Selecciona y copia todas las líneas de los registros en las que aparece la cadena "annotation". Se distinguen mayúsculas y minúsculas.

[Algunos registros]
▬▬▬▬▬▬
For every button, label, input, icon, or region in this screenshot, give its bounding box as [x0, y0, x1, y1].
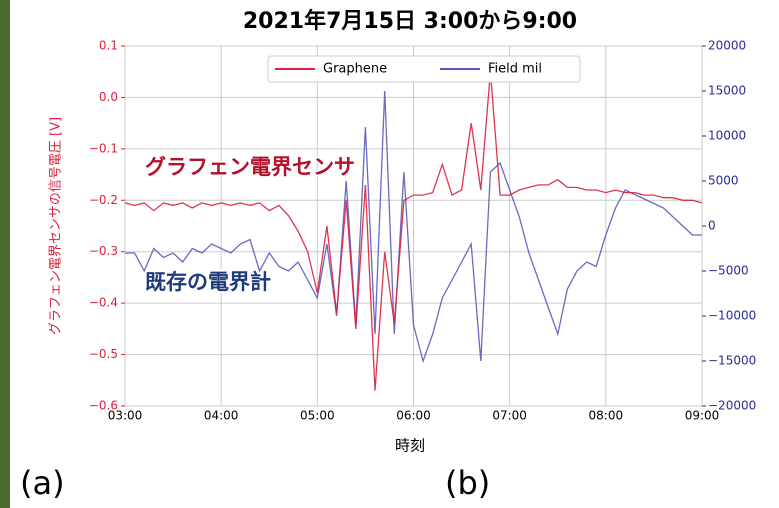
- series-line: [124, 71, 703, 391]
- y-tick-label: −0.4: [89, 296, 118, 310]
- x-tick-label: 04:00: [204, 409, 239, 423]
- y-tick-label: −0.1: [89, 141, 118, 155]
- legend-label: Graphene: [323, 62, 387, 77]
- y2-tick-label: 5000: [708, 174, 739, 188]
- y-tick-label: −0.6: [89, 399, 118, 413]
- y2-tick-label: 20000: [708, 39, 746, 53]
- y-axis-label: グラフェン電界センサの信号電圧 [V]: [49, 117, 64, 335]
- legend-label: Field mil: [488, 62, 542, 77]
- annotation: 既存の電界計: [145, 270, 271, 294]
- y-tick-label: −0.5: [89, 347, 118, 361]
- panel-label: (a): [20, 464, 65, 502]
- y2-tick-label: 0: [708, 219, 716, 233]
- chart-title: 2021年7月15日 3:00から9:00: [243, 8, 577, 34]
- y2-tick-label: 15000: [708, 84, 746, 98]
- series-line: [125, 90, 702, 364]
- x-axis-label: 時刻: [395, 437, 425, 455]
- x-tick-label: 07:00: [492, 409, 527, 423]
- annotation: グラフェン電界センサ: [145, 155, 355, 179]
- x-tick-label: 09:00: [685, 409, 720, 423]
- y2-tick-label: −20000: [708, 399, 756, 413]
- panel-label: (b): [445, 464, 490, 502]
- photo-edge: [0, 0, 10, 508]
- y-tick-label: 0.1: [99, 39, 118, 53]
- y2-tick-label: −10000: [708, 309, 756, 323]
- y2-tick-label: −15000: [708, 354, 756, 368]
- legend-box: [267, 55, 581, 83]
- x-tick-label: 03:00: [108, 409, 143, 423]
- y-tick-label: 0.0: [99, 90, 118, 104]
- x-tick-label: 06:00: [396, 409, 431, 423]
- x-tick-label: 05:00: [300, 409, 335, 423]
- y-tick-label: −0.2: [89, 193, 118, 207]
- x-tick-label: 08:00: [589, 409, 624, 423]
- y2-tick-label: 10000: [708, 129, 746, 143]
- y2-tick-label: −5000: [708, 264, 749, 278]
- y-tick-label: −0.3: [89, 244, 118, 258]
▬▬▬▬▬▬
== Resultado obtenido ==
- annotation: 既存の電界計: [145, 270, 271, 294]
- annotation: グラフェン電界センサ: [145, 155, 355, 179]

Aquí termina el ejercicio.